Task goal:
Please copy all the lines that follow, word for word.

..........

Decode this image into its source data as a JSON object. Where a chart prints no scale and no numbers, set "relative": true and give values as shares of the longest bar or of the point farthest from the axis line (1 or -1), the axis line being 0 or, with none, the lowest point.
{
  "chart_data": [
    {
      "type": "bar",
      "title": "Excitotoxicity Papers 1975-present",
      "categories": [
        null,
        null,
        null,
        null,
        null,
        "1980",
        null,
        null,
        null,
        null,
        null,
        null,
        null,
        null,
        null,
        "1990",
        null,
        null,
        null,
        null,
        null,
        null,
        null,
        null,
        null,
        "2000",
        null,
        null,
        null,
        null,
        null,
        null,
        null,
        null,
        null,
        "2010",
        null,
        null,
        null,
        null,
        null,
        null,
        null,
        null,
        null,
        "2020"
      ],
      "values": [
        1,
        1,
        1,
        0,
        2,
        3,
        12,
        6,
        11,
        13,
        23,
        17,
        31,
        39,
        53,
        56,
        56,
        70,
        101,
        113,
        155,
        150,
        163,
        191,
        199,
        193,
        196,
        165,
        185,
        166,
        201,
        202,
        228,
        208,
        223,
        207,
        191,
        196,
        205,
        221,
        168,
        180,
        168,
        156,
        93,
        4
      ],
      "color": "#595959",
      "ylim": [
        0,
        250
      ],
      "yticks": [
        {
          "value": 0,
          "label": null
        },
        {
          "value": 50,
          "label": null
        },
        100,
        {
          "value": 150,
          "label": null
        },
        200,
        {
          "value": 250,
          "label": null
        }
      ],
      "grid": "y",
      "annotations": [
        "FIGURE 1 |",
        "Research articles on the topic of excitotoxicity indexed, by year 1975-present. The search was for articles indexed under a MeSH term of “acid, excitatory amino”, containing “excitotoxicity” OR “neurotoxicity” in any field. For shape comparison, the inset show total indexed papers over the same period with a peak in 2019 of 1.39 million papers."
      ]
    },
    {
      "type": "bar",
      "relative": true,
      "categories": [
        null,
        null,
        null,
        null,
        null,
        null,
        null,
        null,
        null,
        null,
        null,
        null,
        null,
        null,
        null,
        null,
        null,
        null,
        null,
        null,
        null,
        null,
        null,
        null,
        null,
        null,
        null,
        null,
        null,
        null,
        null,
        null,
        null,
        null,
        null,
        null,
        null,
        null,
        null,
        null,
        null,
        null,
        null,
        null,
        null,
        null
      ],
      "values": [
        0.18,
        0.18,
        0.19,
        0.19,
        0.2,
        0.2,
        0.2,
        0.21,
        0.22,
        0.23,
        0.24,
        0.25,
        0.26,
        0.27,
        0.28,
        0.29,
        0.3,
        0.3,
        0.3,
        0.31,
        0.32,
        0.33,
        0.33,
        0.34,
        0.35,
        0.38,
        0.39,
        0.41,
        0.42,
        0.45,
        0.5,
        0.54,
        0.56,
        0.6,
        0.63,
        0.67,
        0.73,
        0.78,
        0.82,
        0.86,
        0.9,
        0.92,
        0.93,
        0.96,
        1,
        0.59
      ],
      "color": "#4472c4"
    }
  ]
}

..........

Answer to this exercise:
Decode this image into its source data as a JSON object. Where a chart prints no scale and no numbers, set "relative": true and give values as shares of the longest bar or of the point farthest from the axis line (1 or -1), the axis line being 0 or, with none, the lowest point.
{
  "chart_data": [
    {
      "type": "bar",
      "title": "Excitotoxicity Papers 1975-present",
      "categories": [
        null,
        null,
        null,
        null,
        null,
        "1980",
        null,
        null,
        null,
        null,
        null,
        null,
        null,
        null,
        null,
        "1990",
        null,
        null,
        null,
        null,
        null,
        null,
        null,
        null,
        null,
        "2000",
        null,
        null,
        null,
        null,
        null,
        null,
        null,
        null,
        null,
        "2010",
        null,
        null,
        null,
        null,
        null,
        null,
        null,
        null,
        null,
        "2020"
      ],
      "values": [
        1,
        1,
        1,
        0,
        2,
        3,
        12,
        6,
        11,
        13,
        23,
        17,
        31,
        39,
        53,
        56,
        56,
        70,
        101,
        113,
        155,
        150,
        163,
        191,
        199,
        193,
        196,
        165,
        185,
        166,
        201,
        202,
        228,
        208,
        223,
        207,
        191,
        196,
        205,
        221,
        168,
        180,
        168,
        156,
        93,
        4
      ],
      "color": "#595959",
      "ylim": [
        0,
        250
      ],
      "yticks": [
        {
          "value": 0,
          "label": null
        },
        {
          "value": 50,
          "label": null
        },
        100,
        {
          "value": 150,
          "label": null
        },
        200,
        {
          "value": 250,
          "label": null
        }
      ],
      "grid": "y",
      "annotations": [
        "FIGURE 1 |",
        "Research articles on the topic of excitotoxicity indexed, by year 1975-present. The search was for articles indexed under a MeSH term of “acid, excitatory amino”, containing “excitotoxicity” OR “neurotoxicity” in any field. For shape comparison, the inset show total indexed papers over the same period with a peak in 2019 of 1.39 million papers."
      ]
    },
    {
      "type": "bar",
      "relative": true,
      "categories": [
        null,
        null,
        null,
        null,
        null,
        null,
        null,
        null,
        null,
        null,
        null,
        null,
        null,
        null,
        null,
        null,
        null,
        null,
        null,
        null,
        null,
        null,
        null,
        null,
        null,
        null,
        null,
        null,
        null,
        null,
        null,
        null,
        null,
        null,
        null,
        null,
        null,
        null,
        null,
        null,
        null,
        null,
        null,
        null,
        null,
        null
      ],
      "values": [
        0.18,
        0.18,
        0.19,
        0.19,
        0.2,
        0.2,
        0.2,
        0.21,
        0.22,
        0.23,
        0.24,
        0.25,
        0.26,
        0.27,
        0.28,
        0.29,
        0.3,
        0.3,
        0.3,
        0.31,
        0.32,
        0.33,
        0.33,
        0.34,
        0.35,
        0.38,
        0.39,
        0.41,
        0.42,
        0.45,
        0.5,
        0.54,
        0.56,
        0.6,
        0.63,
        0.67,
        0.73,
        0.78,
        0.82,
        0.86,
        0.9,
        0.92,
        0.93,
        0.96,
        1,
        0.59
      ],
      "color": "#4472c4"
    }
  ]
}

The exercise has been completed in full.